■ **Required work**: Leaving out the pictures, please retype each record exactly.

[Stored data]

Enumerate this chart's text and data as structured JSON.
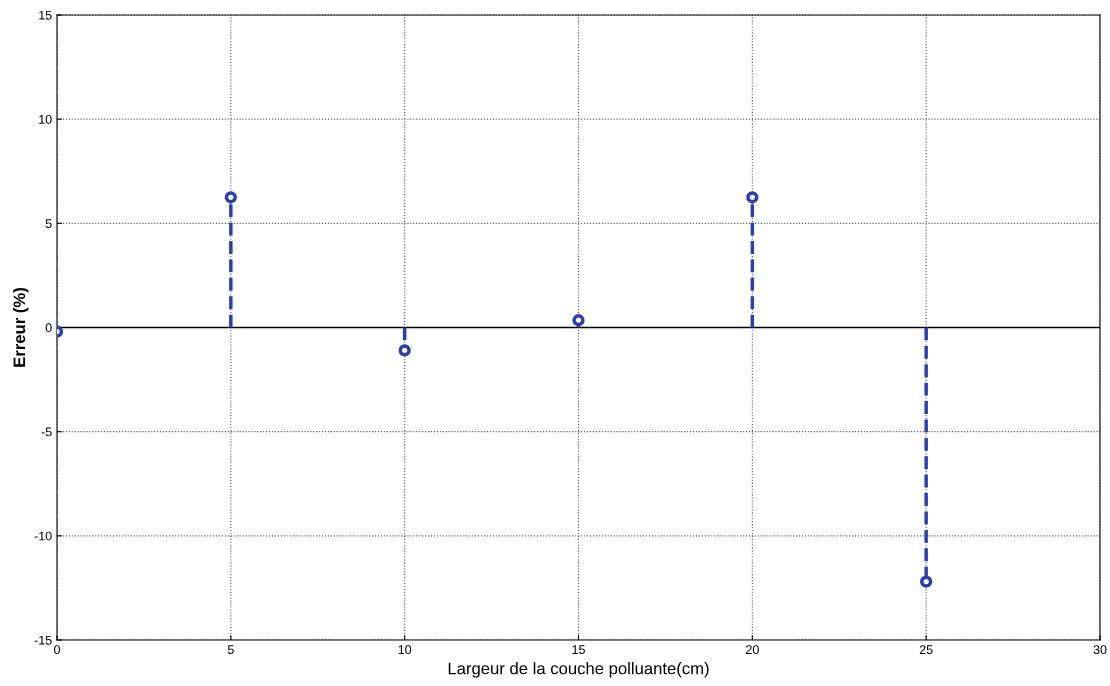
{
  "chart_data": {
    "type": "lollipop",
    "xlabel": "Largeur de la couche polluante(cm)",
    "ylabel": "Erreur (%)",
    "x": [
      0,
      5,
      10,
      15,
      20,
      25
    ],
    "series": [
      {
        "color": "#2a3fb0",
        "values": [
          -0.2,
          6.25,
          -1.1,
          0.35,
          6.25,
          -12.2
        ]
      }
    ],
    "xlim": [
      0,
      30
    ],
    "xticks": [
      0,
      5,
      10,
      15,
      20,
      25,
      30
    ],
    "ylim": [
      -15,
      15
    ],
    "yticks": [
      -15,
      -10,
      -5,
      0,
      5,
      10,
      15
    ],
    "grid": true,
    "marker": "circle",
    "line_style": "dashed"
  }
}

■ **The result**:
Enumerate this chart's text and data as structured JSON.
{
  "chart_data": {
    "type": "lollipop",
    "xlabel": "Largeur de la couche polluante(cm)",
    "ylabel": "Erreur (%)",
    "x": [
      0,
      5,
      10,
      15,
      20,
      25
    ],
    "series": [
      {
        "color": "#2a3fb0",
        "values": [
          -0.2,
          6.25,
          -1.1,
          0.35,
          6.25,
          -12.2
        ]
      }
    ],
    "xlim": [
      0,
      30
    ],
    "xticks": [
      0,
      5,
      10,
      15,
      20,
      25,
      30
    ],
    "ylim": [
      -15,
      15
    ],
    "yticks": [
      -15,
      -10,
      -5,
      0,
      5,
      10,
      15
    ],
    "grid": true,
    "marker": "circle",
    "line_style": "dashed"
  }
}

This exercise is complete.